_DOCUMENT EXTRACT_
— start —

How to create and add new features to the dataframe with feature-engine?

Example code for creating and adding new features to a data frame using the feature-engine. It also answer following questions:

  • How to directly read weather data from website?
  • How to set DatetimeIndex as index?
  • How to use basic functions to groups of features, returning one or more additional variables?
  • How to use basic mathematical operations between a group of variables and one or more reference features, adding the resulting features to the dataframe?
  • How to create 2 new features from numerical variables that better capture the cyclical nature of the original variable?

Math features

Code


import numpy as np
import pandas as pd
import matplotlib.pyplot as plt
from sklearn.model_selection import train_test_split
from feature_engine.creation import MathFeatures
from feature_engine.creation import RelativeFeatures
from feature_engine.creation import CyclicalFeatures

#  create range of monthly dates
download_dates = pd.date_range(start='2019-01-01', end='2020-01-01', freq='MS')

#  URL from Chrome DevTools Console
base_url = ("https://climate.weather.gc.ca/climate_data/bulk_data_e.html?format=csv&"
              "stationID=51442&Year={}&Month={}&Day=7&timeframe=1&submit=Download+Data") #  add format option to year and month

#  create list of remote URL from base URL
list_of_url = [base_url.format(date.year, date.month) for date in download_dates]

#  download and combine multiple files into one DataFrame
df = pd.concat((pd.read_csv(url) for url in list_of_url))
keepcolumns=['Date/Time (LST)','Temp (°C)','Dew Point Temp (°C)']
data=df[keepcolumns]
data=data.rename(columns={'Date/Time (LST)':'dt_var','Temp (°C)':'T','Dew Point Temp (°C)':'Td'})

datetime_series = pd.to_datetime(data['dt_var'])
datetime_index = pd.DatetimeIndex(datetime_series.values)

— end —

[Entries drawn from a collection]
— start —

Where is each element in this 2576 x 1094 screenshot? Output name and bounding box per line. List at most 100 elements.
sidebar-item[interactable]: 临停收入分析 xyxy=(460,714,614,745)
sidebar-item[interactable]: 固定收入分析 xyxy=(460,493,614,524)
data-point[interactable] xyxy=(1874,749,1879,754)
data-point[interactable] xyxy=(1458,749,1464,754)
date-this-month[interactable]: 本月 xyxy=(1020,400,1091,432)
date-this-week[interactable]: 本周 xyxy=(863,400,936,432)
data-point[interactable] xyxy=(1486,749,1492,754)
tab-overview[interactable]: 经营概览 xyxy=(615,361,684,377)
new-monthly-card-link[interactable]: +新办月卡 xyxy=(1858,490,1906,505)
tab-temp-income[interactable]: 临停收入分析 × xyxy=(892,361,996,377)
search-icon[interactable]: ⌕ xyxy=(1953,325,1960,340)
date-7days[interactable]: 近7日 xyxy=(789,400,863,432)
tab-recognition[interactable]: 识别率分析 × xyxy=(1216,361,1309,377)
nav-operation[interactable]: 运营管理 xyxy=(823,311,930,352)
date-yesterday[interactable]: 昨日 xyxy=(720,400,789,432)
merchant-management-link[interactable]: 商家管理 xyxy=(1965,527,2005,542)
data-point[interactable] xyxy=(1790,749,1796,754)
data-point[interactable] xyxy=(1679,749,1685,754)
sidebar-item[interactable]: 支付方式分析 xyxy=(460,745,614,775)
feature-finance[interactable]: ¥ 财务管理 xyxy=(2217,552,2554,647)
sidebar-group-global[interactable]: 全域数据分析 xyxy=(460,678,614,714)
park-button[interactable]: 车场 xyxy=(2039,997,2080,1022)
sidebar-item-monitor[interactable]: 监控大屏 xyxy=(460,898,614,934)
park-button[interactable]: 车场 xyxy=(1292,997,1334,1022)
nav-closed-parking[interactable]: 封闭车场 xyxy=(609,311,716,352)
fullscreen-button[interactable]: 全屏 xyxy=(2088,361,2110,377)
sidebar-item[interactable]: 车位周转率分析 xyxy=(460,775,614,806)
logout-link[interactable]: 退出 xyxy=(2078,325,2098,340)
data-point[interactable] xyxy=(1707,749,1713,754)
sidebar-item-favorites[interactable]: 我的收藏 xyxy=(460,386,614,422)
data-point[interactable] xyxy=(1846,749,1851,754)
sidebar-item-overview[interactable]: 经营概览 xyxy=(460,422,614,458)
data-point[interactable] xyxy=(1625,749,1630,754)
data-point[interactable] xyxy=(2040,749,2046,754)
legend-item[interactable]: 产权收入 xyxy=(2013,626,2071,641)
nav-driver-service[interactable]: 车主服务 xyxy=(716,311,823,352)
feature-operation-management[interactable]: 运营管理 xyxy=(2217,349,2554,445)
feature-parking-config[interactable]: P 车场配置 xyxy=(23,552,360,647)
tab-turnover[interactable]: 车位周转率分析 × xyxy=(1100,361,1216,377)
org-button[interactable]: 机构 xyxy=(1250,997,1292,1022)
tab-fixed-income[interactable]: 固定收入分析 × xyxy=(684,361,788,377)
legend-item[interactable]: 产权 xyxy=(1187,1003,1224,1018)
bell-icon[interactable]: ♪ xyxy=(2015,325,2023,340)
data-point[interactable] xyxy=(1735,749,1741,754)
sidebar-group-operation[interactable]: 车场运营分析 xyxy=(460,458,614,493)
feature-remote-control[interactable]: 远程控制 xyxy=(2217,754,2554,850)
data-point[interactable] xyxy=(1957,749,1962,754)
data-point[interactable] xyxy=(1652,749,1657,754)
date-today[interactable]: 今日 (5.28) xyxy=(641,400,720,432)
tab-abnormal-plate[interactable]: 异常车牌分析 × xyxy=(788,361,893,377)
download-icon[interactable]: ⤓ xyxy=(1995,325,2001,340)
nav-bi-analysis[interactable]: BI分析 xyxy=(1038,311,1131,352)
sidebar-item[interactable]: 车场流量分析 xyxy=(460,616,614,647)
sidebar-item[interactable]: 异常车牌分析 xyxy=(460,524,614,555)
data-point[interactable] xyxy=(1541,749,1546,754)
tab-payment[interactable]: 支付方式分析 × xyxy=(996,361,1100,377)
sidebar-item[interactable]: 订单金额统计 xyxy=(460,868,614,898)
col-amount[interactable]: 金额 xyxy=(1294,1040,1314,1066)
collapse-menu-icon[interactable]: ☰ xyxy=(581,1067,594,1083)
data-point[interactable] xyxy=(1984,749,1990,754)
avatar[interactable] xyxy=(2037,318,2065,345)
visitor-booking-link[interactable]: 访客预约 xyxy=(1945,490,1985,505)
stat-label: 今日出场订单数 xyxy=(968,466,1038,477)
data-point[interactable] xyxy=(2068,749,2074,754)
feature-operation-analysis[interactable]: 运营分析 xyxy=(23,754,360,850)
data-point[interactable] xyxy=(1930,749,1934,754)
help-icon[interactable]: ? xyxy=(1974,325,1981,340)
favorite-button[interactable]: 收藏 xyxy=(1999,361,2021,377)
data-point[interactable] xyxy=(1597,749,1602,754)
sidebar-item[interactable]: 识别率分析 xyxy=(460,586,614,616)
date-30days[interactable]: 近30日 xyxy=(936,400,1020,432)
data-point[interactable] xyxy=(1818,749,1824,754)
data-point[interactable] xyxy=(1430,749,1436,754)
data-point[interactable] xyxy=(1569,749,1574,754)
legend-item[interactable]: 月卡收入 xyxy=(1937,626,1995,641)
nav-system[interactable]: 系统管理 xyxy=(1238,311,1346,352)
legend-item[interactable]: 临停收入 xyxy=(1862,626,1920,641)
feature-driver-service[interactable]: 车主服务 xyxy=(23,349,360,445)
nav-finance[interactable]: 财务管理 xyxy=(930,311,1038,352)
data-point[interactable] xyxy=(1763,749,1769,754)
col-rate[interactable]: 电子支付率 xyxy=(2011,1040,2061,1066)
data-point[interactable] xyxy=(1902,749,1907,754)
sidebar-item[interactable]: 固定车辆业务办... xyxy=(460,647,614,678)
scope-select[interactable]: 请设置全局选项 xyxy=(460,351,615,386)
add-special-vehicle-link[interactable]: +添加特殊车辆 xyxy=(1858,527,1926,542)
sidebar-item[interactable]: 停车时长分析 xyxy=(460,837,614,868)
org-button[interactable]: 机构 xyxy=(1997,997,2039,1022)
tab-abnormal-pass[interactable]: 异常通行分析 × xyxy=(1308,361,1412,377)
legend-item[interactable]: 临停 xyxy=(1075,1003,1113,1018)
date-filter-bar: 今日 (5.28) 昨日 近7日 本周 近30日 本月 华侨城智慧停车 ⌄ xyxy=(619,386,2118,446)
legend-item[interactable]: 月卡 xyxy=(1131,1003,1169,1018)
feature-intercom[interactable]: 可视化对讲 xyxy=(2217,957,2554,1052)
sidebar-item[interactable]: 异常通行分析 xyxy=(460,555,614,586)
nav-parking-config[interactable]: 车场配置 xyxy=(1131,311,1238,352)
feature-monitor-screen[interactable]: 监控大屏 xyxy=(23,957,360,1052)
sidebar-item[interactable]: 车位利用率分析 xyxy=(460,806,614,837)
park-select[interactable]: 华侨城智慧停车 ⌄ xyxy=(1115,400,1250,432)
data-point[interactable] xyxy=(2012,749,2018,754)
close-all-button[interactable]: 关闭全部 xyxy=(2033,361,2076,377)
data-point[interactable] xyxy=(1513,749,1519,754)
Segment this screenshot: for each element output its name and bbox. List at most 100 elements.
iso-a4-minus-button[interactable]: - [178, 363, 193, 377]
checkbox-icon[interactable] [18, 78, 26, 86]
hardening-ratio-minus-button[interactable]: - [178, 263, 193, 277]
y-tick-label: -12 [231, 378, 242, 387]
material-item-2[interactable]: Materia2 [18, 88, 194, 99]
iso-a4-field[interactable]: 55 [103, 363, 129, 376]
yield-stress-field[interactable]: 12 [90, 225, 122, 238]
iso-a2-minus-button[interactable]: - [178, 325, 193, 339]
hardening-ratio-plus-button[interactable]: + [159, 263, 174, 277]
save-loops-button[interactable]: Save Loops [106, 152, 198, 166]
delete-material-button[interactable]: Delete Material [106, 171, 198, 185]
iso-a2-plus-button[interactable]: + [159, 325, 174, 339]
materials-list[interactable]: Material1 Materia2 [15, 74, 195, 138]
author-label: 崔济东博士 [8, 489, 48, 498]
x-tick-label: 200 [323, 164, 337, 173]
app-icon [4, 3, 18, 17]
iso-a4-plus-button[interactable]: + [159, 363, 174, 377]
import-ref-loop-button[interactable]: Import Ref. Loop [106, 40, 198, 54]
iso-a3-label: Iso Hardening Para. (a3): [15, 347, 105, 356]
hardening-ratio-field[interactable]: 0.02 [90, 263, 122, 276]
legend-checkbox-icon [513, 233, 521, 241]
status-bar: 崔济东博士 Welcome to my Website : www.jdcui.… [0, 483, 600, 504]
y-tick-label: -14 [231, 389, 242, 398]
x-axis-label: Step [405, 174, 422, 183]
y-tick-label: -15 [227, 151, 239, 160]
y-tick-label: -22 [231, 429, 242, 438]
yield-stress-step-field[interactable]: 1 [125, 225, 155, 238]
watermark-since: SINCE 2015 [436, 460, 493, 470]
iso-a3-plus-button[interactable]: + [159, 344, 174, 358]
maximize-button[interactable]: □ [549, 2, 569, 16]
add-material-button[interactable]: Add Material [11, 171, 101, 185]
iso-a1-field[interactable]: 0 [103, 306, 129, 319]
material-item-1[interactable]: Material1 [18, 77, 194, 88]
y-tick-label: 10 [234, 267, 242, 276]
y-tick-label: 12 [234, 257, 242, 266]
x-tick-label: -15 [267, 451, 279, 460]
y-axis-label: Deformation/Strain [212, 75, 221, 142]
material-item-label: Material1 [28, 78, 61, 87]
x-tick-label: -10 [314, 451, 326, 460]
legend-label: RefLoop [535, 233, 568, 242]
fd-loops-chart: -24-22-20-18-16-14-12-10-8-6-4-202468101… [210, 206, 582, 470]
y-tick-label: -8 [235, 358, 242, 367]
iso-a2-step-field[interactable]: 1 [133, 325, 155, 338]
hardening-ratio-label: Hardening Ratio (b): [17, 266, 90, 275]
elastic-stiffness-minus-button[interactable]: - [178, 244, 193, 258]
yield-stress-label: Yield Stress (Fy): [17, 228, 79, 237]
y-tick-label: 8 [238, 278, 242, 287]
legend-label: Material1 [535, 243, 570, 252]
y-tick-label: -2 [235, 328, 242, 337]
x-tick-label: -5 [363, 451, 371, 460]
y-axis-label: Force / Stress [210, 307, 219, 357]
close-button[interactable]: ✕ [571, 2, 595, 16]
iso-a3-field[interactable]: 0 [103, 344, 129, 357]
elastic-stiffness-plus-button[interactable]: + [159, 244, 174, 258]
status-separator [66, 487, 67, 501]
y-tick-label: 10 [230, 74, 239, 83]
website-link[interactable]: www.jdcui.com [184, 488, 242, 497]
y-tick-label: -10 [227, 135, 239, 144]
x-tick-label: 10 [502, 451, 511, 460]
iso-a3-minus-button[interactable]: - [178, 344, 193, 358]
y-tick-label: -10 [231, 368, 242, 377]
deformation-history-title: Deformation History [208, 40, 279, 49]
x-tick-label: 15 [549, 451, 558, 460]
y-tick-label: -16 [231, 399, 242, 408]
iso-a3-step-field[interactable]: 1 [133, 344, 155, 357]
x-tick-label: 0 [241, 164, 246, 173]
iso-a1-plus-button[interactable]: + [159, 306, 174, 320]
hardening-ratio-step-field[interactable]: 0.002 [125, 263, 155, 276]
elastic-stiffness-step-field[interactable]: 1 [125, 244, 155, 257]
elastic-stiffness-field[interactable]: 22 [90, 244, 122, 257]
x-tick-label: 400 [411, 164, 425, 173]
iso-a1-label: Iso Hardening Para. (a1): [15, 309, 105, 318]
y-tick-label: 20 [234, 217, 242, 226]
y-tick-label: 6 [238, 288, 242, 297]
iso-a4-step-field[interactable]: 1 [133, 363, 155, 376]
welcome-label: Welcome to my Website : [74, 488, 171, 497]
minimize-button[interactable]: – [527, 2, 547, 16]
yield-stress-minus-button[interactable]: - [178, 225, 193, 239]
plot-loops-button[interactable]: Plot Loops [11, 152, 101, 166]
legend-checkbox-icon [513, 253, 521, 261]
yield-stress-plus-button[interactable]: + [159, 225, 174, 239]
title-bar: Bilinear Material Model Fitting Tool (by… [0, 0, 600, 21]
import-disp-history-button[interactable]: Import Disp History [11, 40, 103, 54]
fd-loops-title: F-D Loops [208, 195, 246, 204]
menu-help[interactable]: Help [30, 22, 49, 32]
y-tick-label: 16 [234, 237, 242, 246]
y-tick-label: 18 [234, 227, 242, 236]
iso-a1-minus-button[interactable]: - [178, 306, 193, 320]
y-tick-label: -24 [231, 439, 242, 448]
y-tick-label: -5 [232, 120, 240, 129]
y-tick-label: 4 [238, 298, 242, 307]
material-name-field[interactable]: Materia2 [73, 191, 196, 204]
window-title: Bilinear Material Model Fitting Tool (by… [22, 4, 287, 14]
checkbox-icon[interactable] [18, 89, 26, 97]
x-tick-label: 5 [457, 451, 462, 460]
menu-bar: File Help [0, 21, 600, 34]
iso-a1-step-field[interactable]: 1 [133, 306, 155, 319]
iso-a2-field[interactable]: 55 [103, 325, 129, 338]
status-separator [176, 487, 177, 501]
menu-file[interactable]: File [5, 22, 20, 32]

— end —

_PROBLEMS TO SOLVE_
1. Answer these questions about the feature-engine example:
(a) What station ID appears in the download URL?
(b) Which three columns are kept from the combined data?
(c) What new name does the column 'Temp (°C)' receive?
2. Decide whether each statement agrees with the feature-engine example, and quote the words that settle it.
(a) The monthly dates run from 2019-01-01 to 2020-01-01.
(b) The base URL was taken from the Firefox developer tools.
(c) The dew point column is renamed to 'Td'.
3. Write the next part of the feature-engine example, starting after its last line of code.
You will not need the records.

_WRITTEN RESPONSES_
1.
(a) 51442
(b) 'Date/Time (LST)', 'Temp (°C)' and 'Dew Point Temp (°C)'
(c) 'T'

2.
(a) Yes: "start='2019-01-01', end='2020-01-01'"
(b) No: "URL from Chrome DevTools Console"
(c) Yes: "'Dew Point Temp (°C)':'Td'"

3.
data1=data.set_index(datetime_index)
data1.drop('dt_var',axis=1,inplace=True)
data=data1.head(100)

Apply basic functions to groups of features, returning one or more additional variables as a result.


transformer = MathFeatures(
    variables=["T", "Td"],
    func = ["sum", "prod", "min", "max", "std"],
)
data_t = transformer.fit_transform(data)

Give meaningful names to the new variables


transformer = MathFeatures(
    variables=["T", "Td"],
    func = ["sum", "min", "max"],
    new_variables_names = ["sum(T,Td)", "min(T,Td)", "max(T,Td)"]
)
data_t = transformer.fit_transform(data)

Pass existing functions to the func argument


transformer = MathFeatures(
    variables=["T", "Td"],
    func = [np.sum, np.prod, np.min, np.max, np.std],
)

data_t = transformer.fit_transform(data)

Relative features

Code


transformer = RelativeFeatures(
    variables=["T", "Td"],
    reference=["T"],
    func = ["add","sub", "mul", "div", "truediv","floordiv","mod", "pow"],
)

data_t = transformer.fit_transform(data)

Cyclical features

  • var_sin = sin(variable * (2. * pi / max_value))
  • var_cos = cos(variable * (2. * pi / max_value))

Code


transformer = CyclicalFeatures(
    variables=["T", "Td"],drop_original=False)    
data_t = transformer.fit_transform(data)